=== Work to do ===
Transcribe all the entries word for word, but omit the images.

=== Records to use ===
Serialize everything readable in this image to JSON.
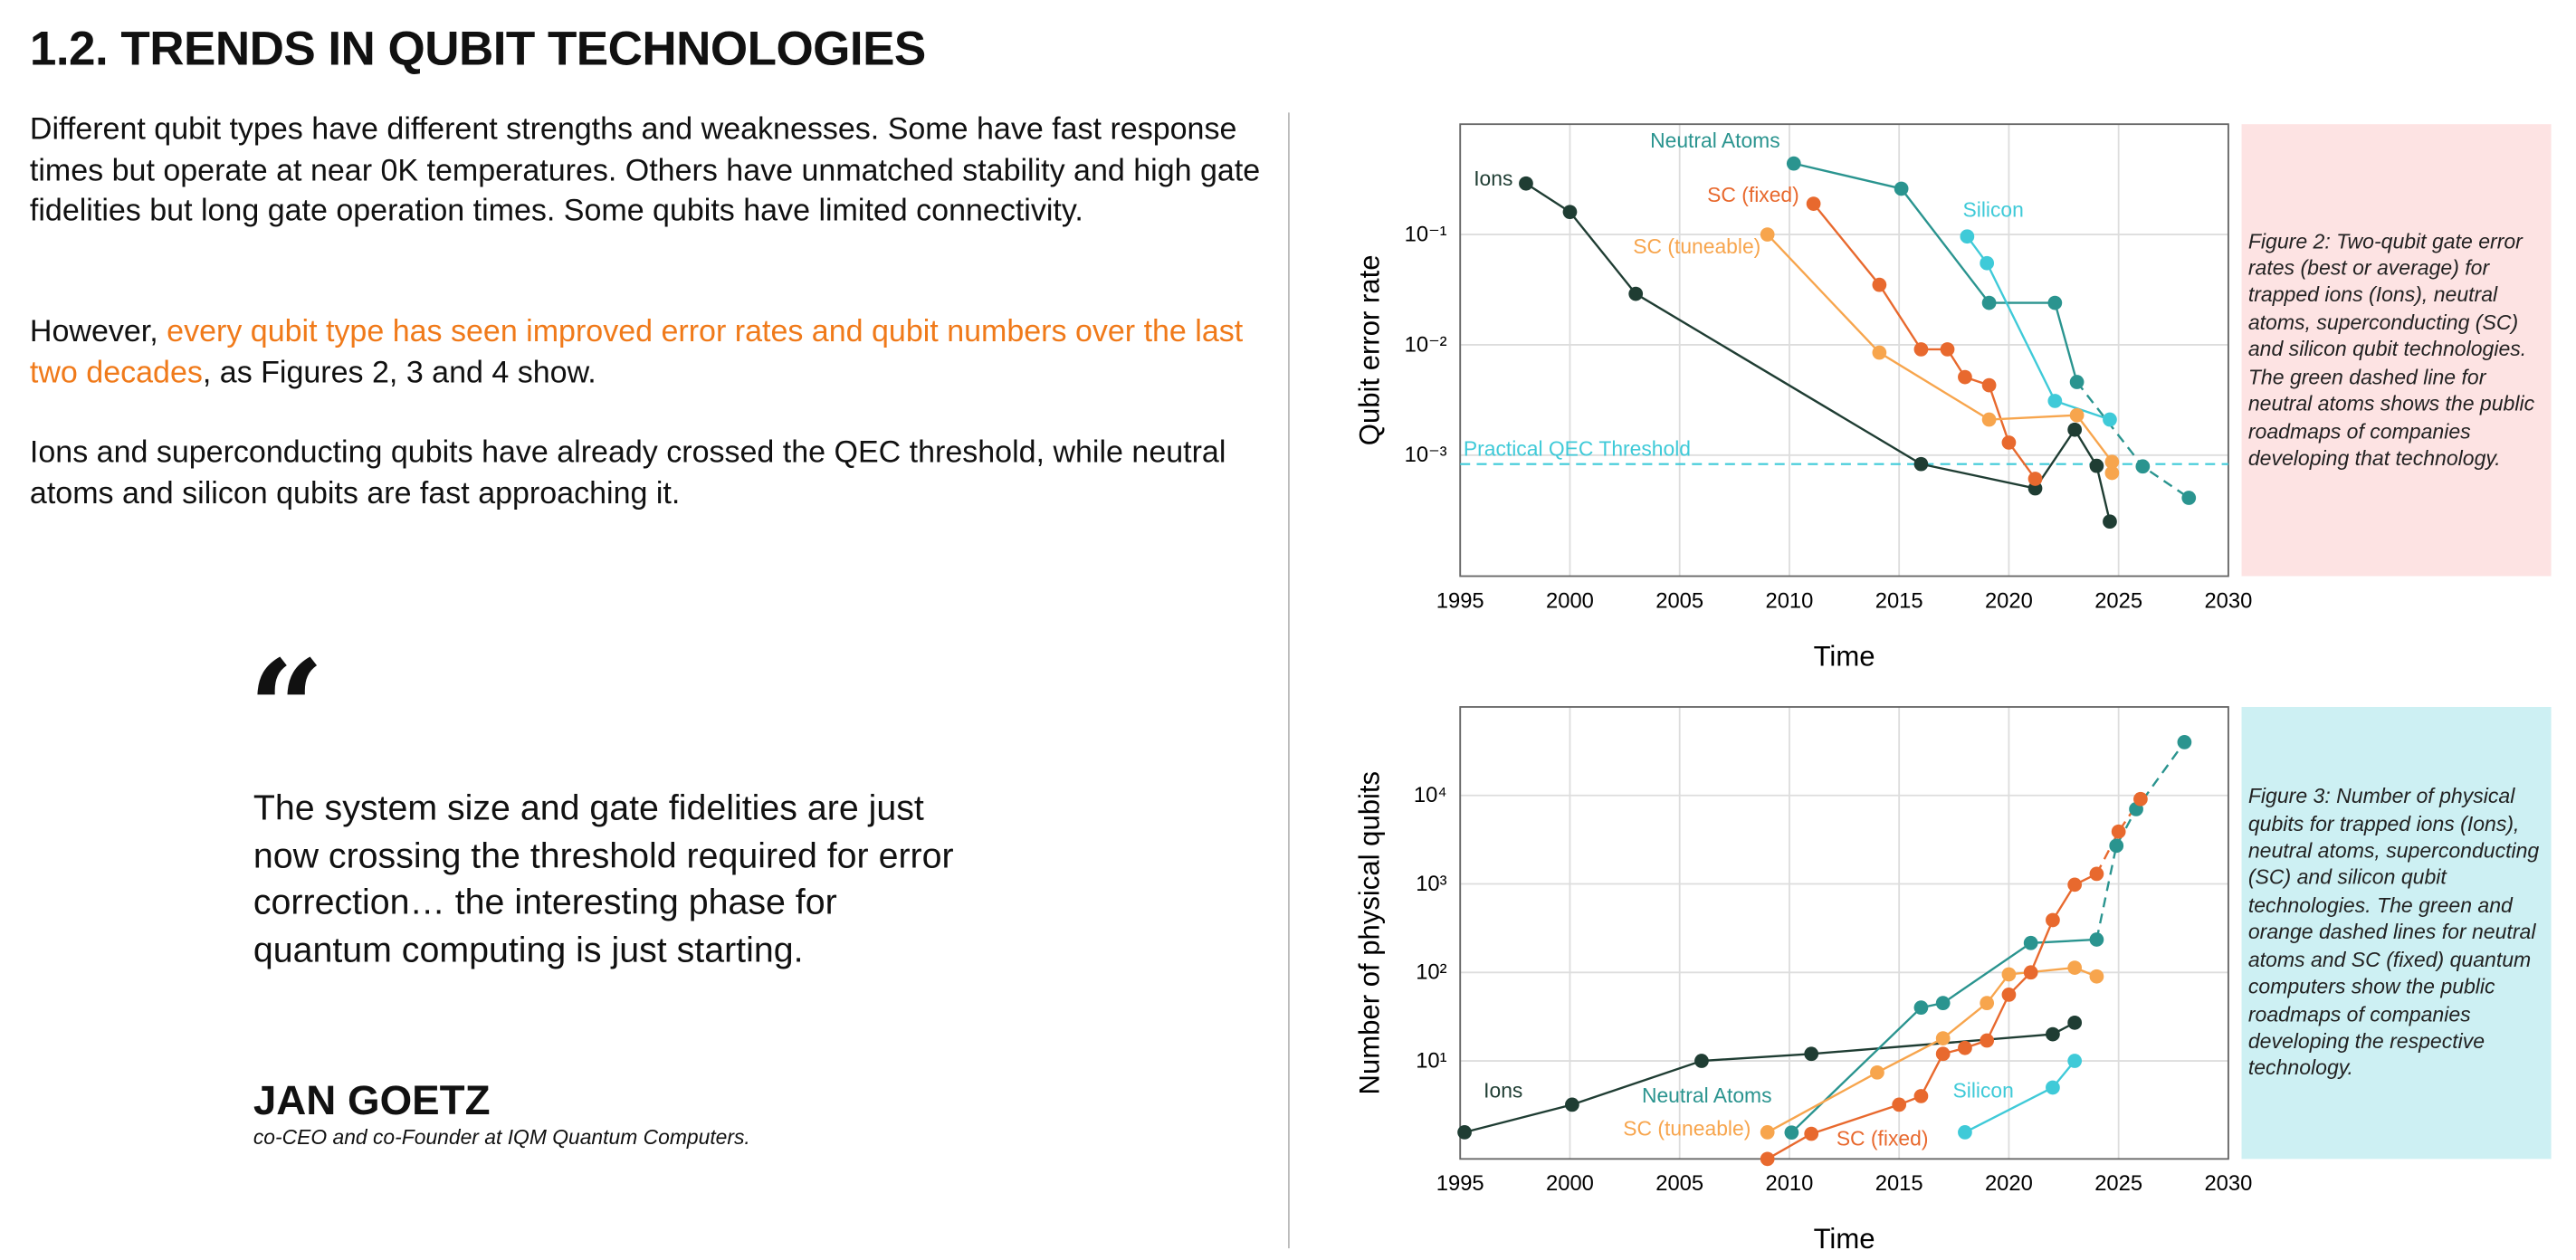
{
  "header": {
    "title": "1.2. TRENDS IN QUBIT TECHNOLOGIES"
  },
  "paragraphs": [
    [
      "Different qubit types have different strengths and weaknesses. Some have fast response times but operate at near 0K temperatures. Others have unmatched stability and high gate fidelities but long gate operation times. Some qubits have limited connectivity."
    ],
    [
      "However, ",
      "every qubit type has seen improved error rates and qubit numbers over the last two decades",
      ", as Figures 2, 3 and 4 show."
    ],
    [
      "Ions and superconducting qubits have already crossed the QEC threshold, while neutral atoms and silicon qubits are fast approaching it."
    ]
  ],
  "quote": {
    "mark": "“",
    "text": "The system size and gate fidelities are just now crossing the threshold required for error correction… the interesting phase for quantum computing is just starting.",
    "name": "JAN GOETZ",
    "role": "co-CEO and co-Founder at IQM Quantum Computers."
  },
  "captions": [
    "Figure 2: Two-qubit gate error rates (best or average) for trapped ions (Ions), neutral atoms, superconducting (SC) and silicon qubit technologies. The green dashed line for neutral atoms shows the public roadmaps of companies developing that technology.",
    "Figure 3: Number of physical qubits for trapped ions (Ions), neutral atoms, superconducting (SC) and silicon qubit technologies. The green and orange dashed lines for neutral atoms and SC (fixed) quantum computers show the public roadmaps of companies developing the respective technology."
  ],
  "chart_data": [
    {
      "type": "line",
      "x_label": "Time",
      "y_label": "Qubit error rate",
      "log_y": true,
      "grid": true,
      "xlim": [
        1995,
        2030
      ],
      "xticks": [
        1995,
        2000,
        2005,
        2010,
        2015,
        2020,
        2025,
        2030
      ],
      "ylim": [
        8e-05,
        1
      ],
      "yticks": [
        {
          "value": 0.1,
          "label": "10⁻¹"
        },
        {
          "value": 0.01,
          "label": "10⁻²"
        },
        {
          "value": 0.001,
          "label": "10⁻³"
        }
      ],
      "threshold": {
        "label": "Practical QEC Threshold",
        "value": 0.00083,
        "color": "#3fcad8"
      },
      "series": [
        {
          "name": "Ions",
          "color": "#1f3d33",
          "x": [
            1998,
            2000,
            2003,
            2016,
            2021.2,
            2023,
            2024,
            2024.6
          ],
          "values": [
            0.29,
            0.16,
            0.029,
            0.00083,
            0.0005,
            0.0017,
            0.0008,
            0.00025
          ]
        },
        {
          "name": "Neutral Atoms",
          "color": "#2a948f",
          "x": [
            2010.2,
            2015.1,
            2019.1,
            2022.1,
            2023.1
          ],
          "values": [
            0.44,
            0.26,
            0.024,
            0.024,
            0.0046
          ]
        },
        {
          "name": "SC (fixed)",
          "color": "#e8692e",
          "x": [
            2011.1,
            2014.1,
            2016,
            2017.2,
            2018,
            2019.1,
            2020,
            2021.2
          ],
          "values": [
            0.19,
            0.035,
            0.0091,
            0.0091,
            0.0051,
            0.0043,
            0.0013,
            0.00061
          ]
        },
        {
          "name": "SC (tuneable)",
          "color": "#f7a54d",
          "x": [
            2009,
            2014.1,
            2019.1,
            2023.1,
            2024.7,
            2024.7
          ],
          "values": [
            0.1,
            0.0085,
            0.0021,
            0.0023,
            0.00087,
            0.00069
          ]
        },
        {
          "name": "Silicon",
          "color": "#3fcad8",
          "x": [
            2018.1,
            2019,
            2022.1,
            2024.6
          ],
          "values": [
            0.096,
            0.055,
            0.0031,
            0.0021
          ]
        },
        {
          "color": "#2a948f",
          "dashed": true,
          "x": [
            2023.1,
            2026.1,
            2028.2
          ],
          "values": [
            0.0046,
            0.00079,
            0.00041
          ]
        }
      ]
    },
    {
      "type": "line",
      "x_label": "Time",
      "y_label": "Number of physical qubits",
      "log_y": true,
      "grid": true,
      "xlim": [
        1995,
        2030
      ],
      "xticks": [
        1995,
        2000,
        2005,
        2010,
        2015,
        2020,
        2025,
        2030
      ],
      "ylim": [
        0.78,
        100000
      ],
      "yticks": [
        {
          "value": 10,
          "label": "10¹"
        },
        {
          "value": 100,
          "label": "10²"
        },
        {
          "value": 1000,
          "label": "10³"
        },
        {
          "value": 10000,
          "label": "10⁴"
        }
      ],
      "series": [
        {
          "name": "Ions",
          "color": "#1f3d33",
          "x": [
            1995.2,
            2000.1,
            2006,
            2011,
            2022,
            2023
          ],
          "values": [
            1.56,
            3.2,
            10,
            12,
            20,
            27
          ]
        },
        {
          "name": "Neutral Atoms",
          "color": "#2a948f",
          "x": [
            2010.1,
            2016,
            2017,
            2021,
            2024
          ],
          "values": [
            1.55,
            40,
            45,
            215,
            235
          ]
        },
        {
          "name": "SC (fixed)",
          "color": "#e8692e",
          "x": [
            2009,
            2011,
            2015,
            2016,
            2017,
            2018,
            2019,
            2020,
            2021,
            2022,
            2023,
            2024
          ],
          "values": [
            0.78,
            1.5,
            3.2,
            4,
            12,
            14,
            17,
            56,
            100,
            390,
            980,
            1300
          ]
        },
        {
          "name": "SC (tuneable)",
          "color": "#f7a54d",
          "x": [
            2009,
            2014,
            2017,
            2019,
            2020,
            2023,
            2024
          ],
          "values": [
            1.56,
            7.4,
            18,
            45,
            95,
            113,
            90
          ]
        },
        {
          "name": "Silicon",
          "color": "#3fcad8",
          "x": [
            2018,
            2022,
            2023
          ],
          "values": [
            1.56,
            5,
            10
          ]
        },
        {
          "color": "#2a948f",
          "dashed": true,
          "x": [
            2024,
            2024.9,
            2025.8,
            2028
          ],
          "values": [
            235,
            2700,
            7000,
            40000
          ]
        },
        {
          "color": "#e8692e",
          "dashed": true,
          "x": [
            2024,
            2025,
            2026
          ],
          "values": [
            1300,
            3900,
            9100
          ]
        }
      ]
    }
  ]
}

=== Response to this task ===
Serialize everything readable in this image to JSON.
{
  "header": {
    "title": "1.2. TRENDS IN QUBIT TECHNOLOGIES"
  },
  "paragraphs": [
    [
      "Different qubit types have different strengths and weaknesses. Some have fast response times but operate at near 0K temperatures. Others have unmatched stability and high gate fidelities but long gate operation times. Some qubits have limited connectivity."
    ],
    [
      "However, ",
      "every qubit type has seen improved error rates and qubit numbers over the last two decades",
      ", as Figures 2, 3 and 4 show."
    ],
    [
      "Ions and superconducting qubits have already crossed the QEC threshold, while neutral atoms and silicon qubits are fast approaching it."
    ]
  ],
  "quote": {
    "mark": "“",
    "text": "The system size and gate fidelities are just now crossing the threshold required for error correction… the interesting phase for quantum computing is just starting.",
    "name": "JAN GOETZ",
    "role": "co-CEO and co-Founder at IQM Quantum Computers."
  },
  "captions": [
    "Figure 2: Two-qubit gate error rates (best or average) for trapped ions (Ions), neutral atoms, superconducting (SC) and silicon qubit technologies. The green dashed line for neutral atoms shows the public roadmaps of companies developing that technology.",
    "Figure 3: Number of physical qubits for trapped ions (Ions), neutral atoms, superconducting (SC) and silicon qubit technologies. The green and orange dashed lines for neutral atoms and SC (fixed) quantum computers show the public roadmaps of companies developing the respective technology."
  ],
  "chart_data": [
    {
      "type": "line",
      "x_label": "Time",
      "y_label": "Qubit error rate",
      "log_y": true,
      "grid": true,
      "xlim": [
        1995,
        2030
      ],
      "xticks": [
        1995,
        2000,
        2005,
        2010,
        2015,
        2020,
        2025,
        2030
      ],
      "ylim": [
        8e-05,
        1
      ],
      "yticks": [
        {
          "value": 0.1,
          "label": "10⁻¹"
        },
        {
          "value": 0.01,
          "label": "10⁻²"
        },
        {
          "value": 0.001,
          "label": "10⁻³"
        }
      ],
      "threshold": {
        "label": "Practical QEC Threshold",
        "value": 0.00083,
        "color": "#3fcad8"
      },
      "series": [
        {
          "name": "Ions",
          "color": "#1f3d33",
          "x": [
            1998,
            2000,
            2003,
            2016,
            2021.2,
            2023,
            2024,
            2024.6
          ],
          "values": [
            0.29,
            0.16,
            0.029,
            0.00083,
            0.0005,
            0.0017,
            0.0008,
            0.00025
          ]
        },
        {
          "name": "Neutral Atoms",
          "color": "#2a948f",
          "x": [
            2010.2,
            2015.1,
            2019.1,
            2022.1,
            2023.1
          ],
          "values": [
            0.44,
            0.26,
            0.024,
            0.024,
            0.0046
          ]
        },
        {
          "name": "SC (fixed)",
          "color": "#e8692e",
          "x": [
            2011.1,
            2014.1,
            2016,
            2017.2,
            2018,
            2019.1,
            2020,
            2021.2
          ],
          "values": [
            0.19,
            0.035,
            0.0091,
            0.0091,
            0.0051,
            0.0043,
            0.0013,
            0.00061
          ]
        },
        {
          "name": "SC (tuneable)",
          "color": "#f7a54d",
          "x": [
            2009,
            2014.1,
            2019.1,
            2023.1,
            2024.7,
            2024.7
          ],
          "values": [
            0.1,
            0.0085,
            0.0021,
            0.0023,
            0.00087,
            0.00069
          ]
        },
        {
          "name": "Silicon",
          "color": "#3fcad8",
          "x": [
            2018.1,
            2019,
            2022.1,
            2024.6
          ],
          "values": [
            0.096,
            0.055,
            0.0031,
            0.0021
          ]
        },
        {
          "color": "#2a948f",
          "dashed": true,
          "x": [
            2023.1,
            2026.1,
            2028.2
          ],
          "values": [
            0.0046,
            0.00079,
            0.00041
          ]
        }
      ]
    },
    {
      "type": "line",
      "x_label": "Time",
      "y_label": "Number of physical qubits",
      "log_y": true,
      "grid": true,
      "xlim": [
        1995,
        2030
      ],
      "xticks": [
        1995,
        2000,
        2005,
        2010,
        2015,
        2020,
        2025,
        2030
      ],
      "ylim": [
        0.78,
        100000
      ],
      "yticks": [
        {
          "value": 10,
          "label": "10¹"
        },
        {
          "value": 100,
          "label": "10²"
        },
        {
          "value": 1000,
          "label": "10³"
        },
        {
          "value": 10000,
          "label": "10⁴"
        }
      ],
      "series": [
        {
          "name": "Ions",
          "color": "#1f3d33",
          "x": [
            1995.2,
            2000.1,
            2006,
            2011,
            2022,
            2023
          ],
          "values": [
            1.56,
            3.2,
            10,
            12,
            20,
            27
          ]
        },
        {
          "name": "Neutral Atoms",
          "color": "#2a948f",
          "x": [
            2010.1,
            2016,
            2017,
            2021,
            2024
          ],
          "values": [
            1.55,
            40,
            45,
            215,
            235
          ]
        },
        {
          "name": "SC (fixed)",
          "color": "#e8692e",
          "x": [
            2009,
            2011,
            2015,
            2016,
            2017,
            2018,
            2019,
            2020,
            2021,
            2022,
            2023,
            2024
          ],
          "values": [
            0.78,
            1.5,
            3.2,
            4,
            12,
            14,
            17,
            56,
            100,
            390,
            980,
            1300
          ]
        },
        {
          "name": "SC (tuneable)",
          "color": "#f7a54d",
          "x": [
            2009,
            2014,
            2017,
            2019,
            2020,
            2023,
            2024
          ],
          "values": [
            1.56,
            7.4,
            18,
            45,
            95,
            113,
            90
          ]
        },
        {
          "name": "Silicon",
          "color": "#3fcad8",
          "x": [
            2018,
            2022,
            2023
          ],
          "values": [
            1.56,
            5,
            10
          ]
        },
        {
          "color": "#2a948f",
          "dashed": true,
          "x": [
            2024,
            2024.9,
            2025.8,
            2028
          ],
          "values": [
            235,
            2700,
            7000,
            40000
          ]
        },
        {
          "color": "#e8692e",
          "dashed": true,
          "x": [
            2024,
            2025,
            2026
          ],
          "values": [
            1300,
            3900,
            9100
          ]
        }
      ]
    }
  ]
}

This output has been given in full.